> [Short task] Within the material below, find each line bearing the word "Days" and present it.

> [Records to use]

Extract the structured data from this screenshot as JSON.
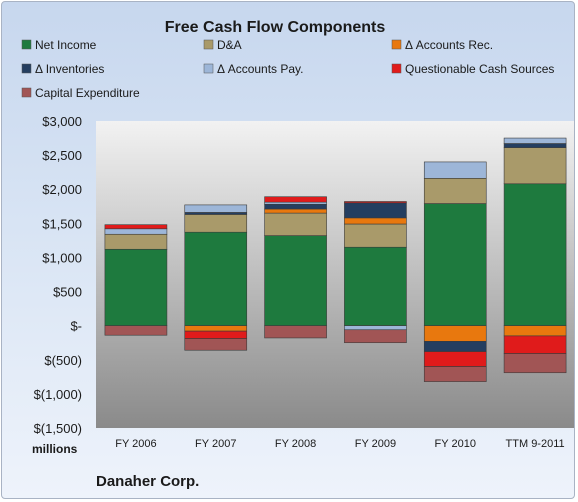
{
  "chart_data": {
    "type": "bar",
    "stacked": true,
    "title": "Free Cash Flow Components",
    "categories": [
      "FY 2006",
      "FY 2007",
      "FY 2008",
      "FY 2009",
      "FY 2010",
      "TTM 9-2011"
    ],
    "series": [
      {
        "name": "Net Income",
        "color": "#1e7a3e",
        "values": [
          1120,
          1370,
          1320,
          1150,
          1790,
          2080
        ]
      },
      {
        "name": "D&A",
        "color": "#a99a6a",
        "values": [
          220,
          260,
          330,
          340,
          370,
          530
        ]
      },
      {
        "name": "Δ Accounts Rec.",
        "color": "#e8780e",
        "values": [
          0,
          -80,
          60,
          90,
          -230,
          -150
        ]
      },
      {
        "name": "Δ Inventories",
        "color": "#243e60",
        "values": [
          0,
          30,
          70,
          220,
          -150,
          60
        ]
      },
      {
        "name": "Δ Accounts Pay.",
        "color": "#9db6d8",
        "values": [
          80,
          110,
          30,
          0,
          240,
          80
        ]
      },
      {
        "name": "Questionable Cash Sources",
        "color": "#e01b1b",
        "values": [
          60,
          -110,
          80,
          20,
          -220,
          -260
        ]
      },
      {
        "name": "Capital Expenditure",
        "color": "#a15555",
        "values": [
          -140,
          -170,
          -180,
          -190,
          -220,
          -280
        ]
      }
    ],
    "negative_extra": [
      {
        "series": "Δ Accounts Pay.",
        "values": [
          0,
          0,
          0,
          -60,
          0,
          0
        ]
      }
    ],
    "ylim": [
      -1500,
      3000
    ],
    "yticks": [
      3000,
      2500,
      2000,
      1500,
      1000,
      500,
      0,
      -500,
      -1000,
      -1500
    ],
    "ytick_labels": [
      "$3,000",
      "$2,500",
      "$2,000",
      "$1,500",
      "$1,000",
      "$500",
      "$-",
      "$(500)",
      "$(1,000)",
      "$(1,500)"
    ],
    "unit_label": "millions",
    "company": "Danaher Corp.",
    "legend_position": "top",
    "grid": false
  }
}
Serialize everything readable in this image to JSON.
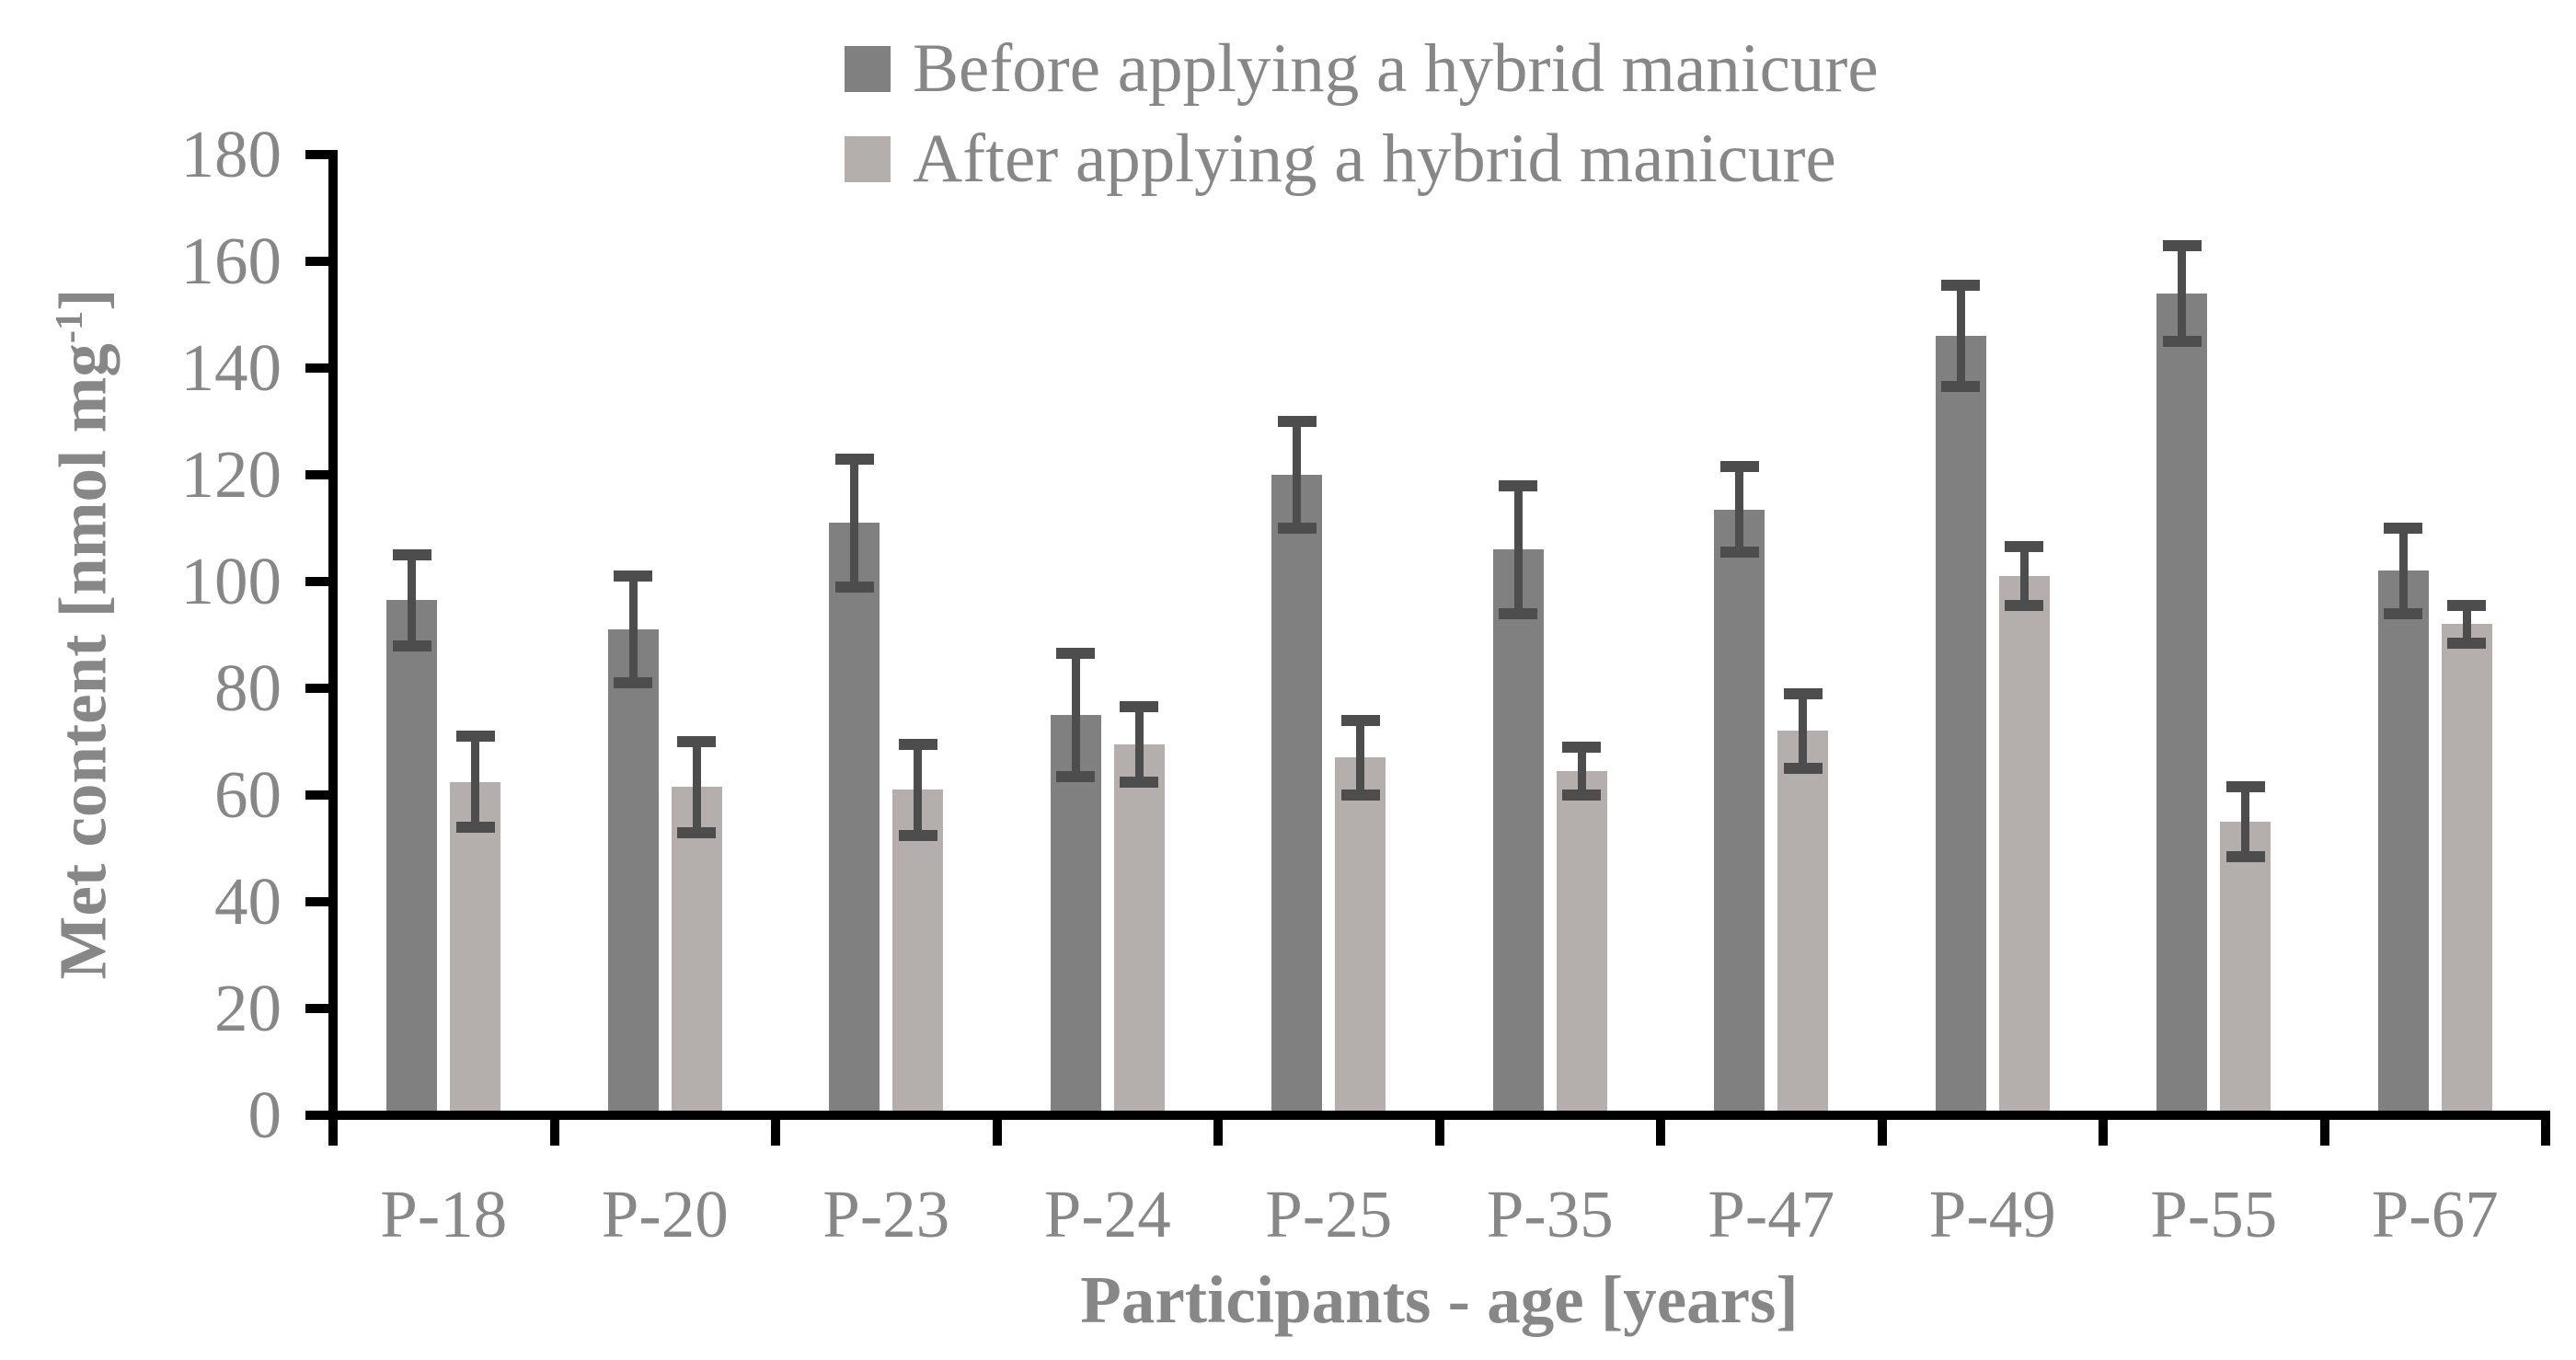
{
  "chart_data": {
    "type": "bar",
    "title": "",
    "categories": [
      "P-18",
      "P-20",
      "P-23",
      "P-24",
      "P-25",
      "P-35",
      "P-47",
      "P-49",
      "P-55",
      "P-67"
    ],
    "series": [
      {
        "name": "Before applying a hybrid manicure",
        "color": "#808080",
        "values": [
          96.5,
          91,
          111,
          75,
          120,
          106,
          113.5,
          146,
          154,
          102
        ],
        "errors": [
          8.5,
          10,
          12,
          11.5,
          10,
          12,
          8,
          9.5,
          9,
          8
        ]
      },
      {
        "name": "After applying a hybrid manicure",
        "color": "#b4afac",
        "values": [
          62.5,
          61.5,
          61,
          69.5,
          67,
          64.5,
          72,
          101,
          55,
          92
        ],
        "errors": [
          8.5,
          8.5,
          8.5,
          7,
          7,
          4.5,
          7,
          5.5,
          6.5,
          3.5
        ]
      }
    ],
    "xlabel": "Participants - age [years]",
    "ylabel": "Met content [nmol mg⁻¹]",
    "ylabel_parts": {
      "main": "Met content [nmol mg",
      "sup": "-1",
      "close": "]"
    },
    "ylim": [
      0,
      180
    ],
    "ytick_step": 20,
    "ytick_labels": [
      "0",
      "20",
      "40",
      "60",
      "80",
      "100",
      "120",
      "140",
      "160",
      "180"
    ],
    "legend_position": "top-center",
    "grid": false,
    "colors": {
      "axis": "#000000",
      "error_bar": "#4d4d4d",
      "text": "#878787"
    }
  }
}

* * *

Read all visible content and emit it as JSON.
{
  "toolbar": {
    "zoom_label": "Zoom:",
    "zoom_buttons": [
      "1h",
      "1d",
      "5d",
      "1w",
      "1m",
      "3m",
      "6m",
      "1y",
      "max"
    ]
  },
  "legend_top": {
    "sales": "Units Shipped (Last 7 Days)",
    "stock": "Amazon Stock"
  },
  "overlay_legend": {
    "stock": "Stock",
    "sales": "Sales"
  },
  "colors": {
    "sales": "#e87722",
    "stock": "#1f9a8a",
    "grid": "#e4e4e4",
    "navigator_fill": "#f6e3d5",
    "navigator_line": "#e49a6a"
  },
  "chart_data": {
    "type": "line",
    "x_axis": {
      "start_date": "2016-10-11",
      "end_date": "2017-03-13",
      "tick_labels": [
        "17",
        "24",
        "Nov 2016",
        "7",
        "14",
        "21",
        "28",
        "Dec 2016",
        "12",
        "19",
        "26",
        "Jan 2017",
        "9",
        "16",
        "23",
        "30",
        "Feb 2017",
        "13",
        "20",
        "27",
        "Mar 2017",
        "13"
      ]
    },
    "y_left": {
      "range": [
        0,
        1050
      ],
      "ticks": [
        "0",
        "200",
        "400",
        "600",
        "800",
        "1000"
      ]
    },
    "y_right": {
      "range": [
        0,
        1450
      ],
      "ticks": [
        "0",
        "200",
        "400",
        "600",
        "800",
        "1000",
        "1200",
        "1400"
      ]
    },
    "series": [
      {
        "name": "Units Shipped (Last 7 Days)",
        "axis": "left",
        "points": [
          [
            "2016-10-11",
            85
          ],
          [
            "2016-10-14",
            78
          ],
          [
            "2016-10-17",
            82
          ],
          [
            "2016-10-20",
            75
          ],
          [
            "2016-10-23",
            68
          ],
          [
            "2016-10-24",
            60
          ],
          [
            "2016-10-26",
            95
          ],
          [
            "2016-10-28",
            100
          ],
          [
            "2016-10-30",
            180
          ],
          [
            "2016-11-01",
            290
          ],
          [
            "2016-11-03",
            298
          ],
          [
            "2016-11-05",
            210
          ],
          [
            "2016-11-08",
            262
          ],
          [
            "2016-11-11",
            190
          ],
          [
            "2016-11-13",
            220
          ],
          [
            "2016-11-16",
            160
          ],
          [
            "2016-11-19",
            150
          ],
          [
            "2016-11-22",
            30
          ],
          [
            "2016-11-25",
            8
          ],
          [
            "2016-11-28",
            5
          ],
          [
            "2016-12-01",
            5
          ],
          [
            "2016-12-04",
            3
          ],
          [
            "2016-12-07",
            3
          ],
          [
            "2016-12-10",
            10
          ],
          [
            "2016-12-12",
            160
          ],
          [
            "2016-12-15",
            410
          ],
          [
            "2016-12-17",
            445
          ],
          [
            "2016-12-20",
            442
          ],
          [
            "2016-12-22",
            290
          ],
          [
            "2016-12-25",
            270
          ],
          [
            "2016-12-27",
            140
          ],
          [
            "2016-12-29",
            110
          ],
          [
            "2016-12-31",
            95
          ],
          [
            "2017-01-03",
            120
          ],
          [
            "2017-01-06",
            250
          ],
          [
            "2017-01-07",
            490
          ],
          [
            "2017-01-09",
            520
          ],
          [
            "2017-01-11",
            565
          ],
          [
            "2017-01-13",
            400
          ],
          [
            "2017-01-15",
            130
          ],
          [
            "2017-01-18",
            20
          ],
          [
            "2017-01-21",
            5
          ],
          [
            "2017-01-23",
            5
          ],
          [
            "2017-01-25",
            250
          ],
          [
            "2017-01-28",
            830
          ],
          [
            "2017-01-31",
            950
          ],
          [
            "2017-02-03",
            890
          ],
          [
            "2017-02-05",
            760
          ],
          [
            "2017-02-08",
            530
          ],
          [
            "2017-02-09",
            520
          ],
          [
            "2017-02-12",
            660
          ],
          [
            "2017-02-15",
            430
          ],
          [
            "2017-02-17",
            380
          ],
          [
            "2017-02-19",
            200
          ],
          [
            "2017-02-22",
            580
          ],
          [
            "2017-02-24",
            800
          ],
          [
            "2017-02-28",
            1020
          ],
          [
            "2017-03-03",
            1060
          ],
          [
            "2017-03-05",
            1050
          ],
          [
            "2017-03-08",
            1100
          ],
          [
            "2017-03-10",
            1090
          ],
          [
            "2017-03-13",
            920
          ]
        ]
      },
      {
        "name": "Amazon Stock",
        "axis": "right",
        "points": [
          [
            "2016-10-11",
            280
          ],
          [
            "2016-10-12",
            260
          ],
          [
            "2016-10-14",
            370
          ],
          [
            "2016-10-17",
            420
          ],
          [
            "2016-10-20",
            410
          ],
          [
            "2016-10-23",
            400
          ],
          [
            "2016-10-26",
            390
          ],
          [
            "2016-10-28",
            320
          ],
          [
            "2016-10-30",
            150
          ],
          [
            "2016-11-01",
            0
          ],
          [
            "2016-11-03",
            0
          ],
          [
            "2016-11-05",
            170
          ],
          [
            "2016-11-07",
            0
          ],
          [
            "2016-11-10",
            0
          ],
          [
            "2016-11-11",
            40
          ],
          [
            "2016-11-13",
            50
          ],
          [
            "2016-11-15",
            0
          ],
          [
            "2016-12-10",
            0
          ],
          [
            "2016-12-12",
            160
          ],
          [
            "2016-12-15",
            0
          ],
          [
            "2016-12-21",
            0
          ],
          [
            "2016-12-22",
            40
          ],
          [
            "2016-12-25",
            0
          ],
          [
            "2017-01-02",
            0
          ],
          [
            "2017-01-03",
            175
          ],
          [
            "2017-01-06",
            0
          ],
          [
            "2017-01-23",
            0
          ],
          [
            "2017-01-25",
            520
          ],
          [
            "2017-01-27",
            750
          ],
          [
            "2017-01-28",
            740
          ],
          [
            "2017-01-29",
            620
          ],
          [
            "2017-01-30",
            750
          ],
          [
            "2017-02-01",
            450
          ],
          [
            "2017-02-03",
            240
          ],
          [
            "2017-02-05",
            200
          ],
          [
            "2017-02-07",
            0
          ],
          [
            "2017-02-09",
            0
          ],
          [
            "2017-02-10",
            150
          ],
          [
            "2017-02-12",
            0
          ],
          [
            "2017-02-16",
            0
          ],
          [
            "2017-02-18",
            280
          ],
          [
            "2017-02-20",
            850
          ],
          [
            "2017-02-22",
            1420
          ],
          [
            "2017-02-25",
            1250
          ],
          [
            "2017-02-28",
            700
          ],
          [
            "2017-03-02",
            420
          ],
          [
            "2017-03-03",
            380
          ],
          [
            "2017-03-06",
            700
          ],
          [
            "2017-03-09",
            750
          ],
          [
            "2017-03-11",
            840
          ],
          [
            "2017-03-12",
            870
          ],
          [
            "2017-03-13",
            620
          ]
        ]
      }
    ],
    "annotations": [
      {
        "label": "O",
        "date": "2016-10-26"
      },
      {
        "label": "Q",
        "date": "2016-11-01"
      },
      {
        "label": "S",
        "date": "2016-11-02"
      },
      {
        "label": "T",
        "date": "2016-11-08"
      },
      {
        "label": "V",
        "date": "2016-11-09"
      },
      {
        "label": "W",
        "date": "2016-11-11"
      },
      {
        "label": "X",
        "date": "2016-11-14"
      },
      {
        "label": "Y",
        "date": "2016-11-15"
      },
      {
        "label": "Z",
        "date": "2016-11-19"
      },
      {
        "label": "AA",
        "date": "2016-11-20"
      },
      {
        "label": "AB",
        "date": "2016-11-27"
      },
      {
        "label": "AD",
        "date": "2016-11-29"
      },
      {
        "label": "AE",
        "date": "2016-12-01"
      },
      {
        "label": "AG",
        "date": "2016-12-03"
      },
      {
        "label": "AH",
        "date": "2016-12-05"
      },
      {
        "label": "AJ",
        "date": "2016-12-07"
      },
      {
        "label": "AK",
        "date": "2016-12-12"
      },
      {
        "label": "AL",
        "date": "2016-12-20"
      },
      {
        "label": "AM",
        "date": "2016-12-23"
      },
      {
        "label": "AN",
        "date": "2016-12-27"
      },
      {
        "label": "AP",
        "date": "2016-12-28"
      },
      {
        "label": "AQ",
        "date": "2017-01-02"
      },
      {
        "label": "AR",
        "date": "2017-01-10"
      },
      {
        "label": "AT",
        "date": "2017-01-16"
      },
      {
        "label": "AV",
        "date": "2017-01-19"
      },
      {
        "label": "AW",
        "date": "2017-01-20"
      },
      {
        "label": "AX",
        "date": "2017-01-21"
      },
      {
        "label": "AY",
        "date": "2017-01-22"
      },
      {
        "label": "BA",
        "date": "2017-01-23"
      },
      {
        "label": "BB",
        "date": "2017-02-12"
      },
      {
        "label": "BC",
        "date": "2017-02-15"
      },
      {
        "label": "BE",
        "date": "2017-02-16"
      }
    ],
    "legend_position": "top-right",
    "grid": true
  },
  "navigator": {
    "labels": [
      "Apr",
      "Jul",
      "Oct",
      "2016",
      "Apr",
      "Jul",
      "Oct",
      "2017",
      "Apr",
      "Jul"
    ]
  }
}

> [Exercise response]
    "sales": "Units Shipped (Last 7 Days)",
        "name": "Units Shipped (Last 7 Days)",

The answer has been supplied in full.